Task goal. What you return must match the records exactly.

The records.
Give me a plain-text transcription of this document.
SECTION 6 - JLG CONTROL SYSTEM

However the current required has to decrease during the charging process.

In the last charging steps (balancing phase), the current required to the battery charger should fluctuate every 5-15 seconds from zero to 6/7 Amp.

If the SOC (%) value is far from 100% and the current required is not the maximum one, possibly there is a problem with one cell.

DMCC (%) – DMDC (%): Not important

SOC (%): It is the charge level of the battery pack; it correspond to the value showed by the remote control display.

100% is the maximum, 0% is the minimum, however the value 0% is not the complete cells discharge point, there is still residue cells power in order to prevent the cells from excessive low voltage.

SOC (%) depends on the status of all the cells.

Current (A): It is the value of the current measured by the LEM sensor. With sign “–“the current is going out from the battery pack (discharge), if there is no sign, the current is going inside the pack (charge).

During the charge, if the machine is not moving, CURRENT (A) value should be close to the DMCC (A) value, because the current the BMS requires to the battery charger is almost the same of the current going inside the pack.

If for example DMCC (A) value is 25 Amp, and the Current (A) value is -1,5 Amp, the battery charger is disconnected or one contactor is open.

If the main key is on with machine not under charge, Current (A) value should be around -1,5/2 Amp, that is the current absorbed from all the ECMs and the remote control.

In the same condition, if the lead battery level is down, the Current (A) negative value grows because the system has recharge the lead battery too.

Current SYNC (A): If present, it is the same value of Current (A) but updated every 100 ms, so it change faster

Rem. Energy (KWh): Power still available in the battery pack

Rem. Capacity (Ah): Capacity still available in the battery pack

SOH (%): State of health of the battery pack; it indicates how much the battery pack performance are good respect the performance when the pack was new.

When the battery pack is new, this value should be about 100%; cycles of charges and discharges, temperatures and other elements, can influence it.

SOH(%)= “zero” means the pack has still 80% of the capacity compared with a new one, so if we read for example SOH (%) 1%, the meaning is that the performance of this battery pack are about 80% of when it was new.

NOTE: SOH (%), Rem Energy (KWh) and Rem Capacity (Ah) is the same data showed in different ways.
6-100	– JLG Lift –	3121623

Problem solution.
Give me a plain-text transcription of this document.
SECTION 6 - JLG CONTROL SYSTEM

However the current required has to decrease during the charging process.

In the last charging steps (balancing phase), the current required to the battery charger should fluctuate every 5-15 seconds from zero to 6/7 Amp.

If the SOC (%) value is far from 100% and the current required is not the maximum one, possibly there is a problem with one cell.

DMCC (%) – DMDC (%): Not important

SOC (%): It is the charge level of the battery pack; it correspond to the value showed by the remote control display.

100% is the maximum, 0% is the minimum, however the value 0% is not the complete cells discharge point, there is still residue cells power in order to prevent the cells from excessive low voltage.

SOC (%) depends on the status of all the cells.

Current (A): It is the value of the current measured by the LEM sensor. With sign “–“the current is going out from the battery pack (discharge), if there is no sign, the current is going inside the pack (charge).

During the charge, if the machine is not moving, CURRENT (A) value should be close to the DMCC (A) value, because the current the BMS requires to the battery charger is almost the same of the current going inside the pack.

If for example DMCC (A) value is 25 Amp, and the Current (A) value is -1,5 Amp, the battery charger is disconnected or one contactor is open.

If the main key is on with machine not under charge, Current (A) value should be around -1,5/2 Amp, that is the current absorbed from all the ECMs and the remote control.

In the same condition, if the lead battery level is down, the Current (A) negative value grows because the system has recharge the lead battery too.

Current SYNC (A): If present, it is the same value of Current (A) but updated every 100 ms, so it change faster

Rem. Energy (KWh): Power still available in the battery pack

Rem. Capacity (Ah): Capacity still available in the battery pack

SOH (%): State of health of the battery pack; it indicates how much the battery pack performance are good respect the performance when the pack was new.

When the battery pack is new, this value should be about 100%; cycles of charges and discharges, temperatures and other elements, can influence it.

SOH(%)= “zero” means the pack has still 80% of the capacity compared with a new one, so if we read for example SOH (%) 1%, the meaning is that the performance of this battery pack are about 80% of when it was new.

NOTE: SOH (%), Rem Energy (KWh) and Rem Capacity (Ah) is the same data showed in different ways.
6-100	– JLG Lift –	3121623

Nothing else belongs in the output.